* **Directions**
Copy out the listing that follows, exactly, without its pictures.

* **Entries provided**
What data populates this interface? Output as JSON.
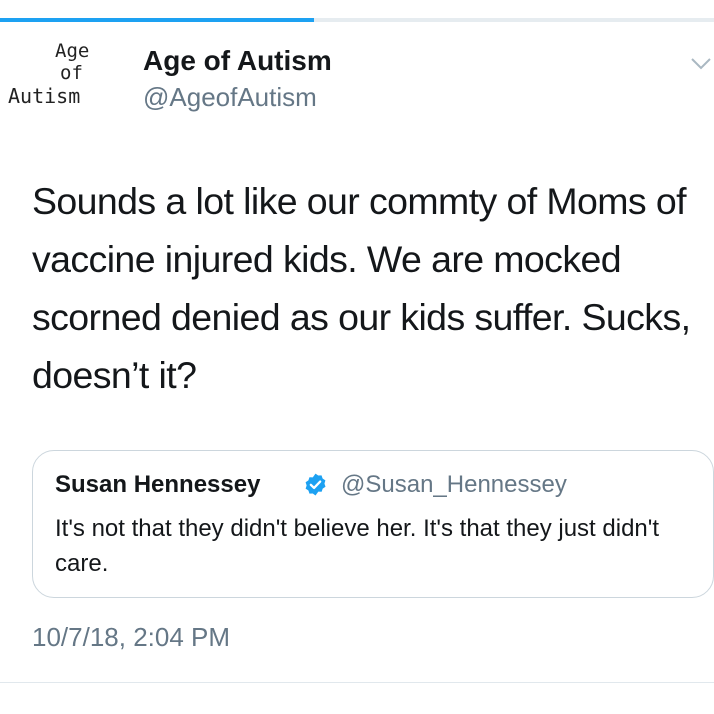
{
  "progress": {
    "fraction": 0.44
  },
  "author": {
    "logo_lines": [
      "Age",
      "of",
      "Autism"
    ],
    "display_name": "Age of Autism",
    "handle": "@AgeofAutism"
  },
  "tweet": {
    "text": "Sounds a lot like our commty of Moms of vaccine injured kids. We are mocked scorned denied as our kids suffer. Sucks, doesn’t it?",
    "timestamp": "10/7/18, 2:04 PM"
  },
  "quoted_tweet": {
    "display_name": "Susan Hennessey",
    "verified": true,
    "handle": "@Susan_Hennessey",
    "text": "It's not that they didn't believe her. It's that they just didn't care."
  },
  "icons": {
    "menu": "chevron-down-icon",
    "verified": "verified-badge-icon"
  },
  "colors": {
    "accent": "#1da1f2",
    "secondary_text": "#657786",
    "border": "#ccd6dd"
  }
}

* **Final answer**
What data populates this interface? Output as JSON.
{
  "progress": {
    "fraction": 0.44
  },
  "author": {
    "logo_lines": [
      "Age",
      "of",
      "Autism"
    ],
    "display_name": "Age of Autism",
    "handle": "@AgeofAutism"
  },
  "tweet": {
    "text": "Sounds a lot like our commty of Moms of vaccine injured kids. We are mocked scorned denied as our kids suffer. Sucks, doesn’t it?",
    "timestamp": "10/7/18, 2:04 PM"
  },
  "quoted_tweet": {
    "display_name": "Susan Hennessey",
    "verified": true,
    "handle": "@Susan_Hennessey",
    "text": "It's not that they didn't believe her. It's that they just didn't care."
  },
  "icons": {
    "menu": "chevron-down-icon",
    "verified": "verified-badge-icon"
  },
  "colors": {
    "accent": "#1da1f2",
    "secondary_text": "#657786",
    "border": "#ccd6dd"
  }
}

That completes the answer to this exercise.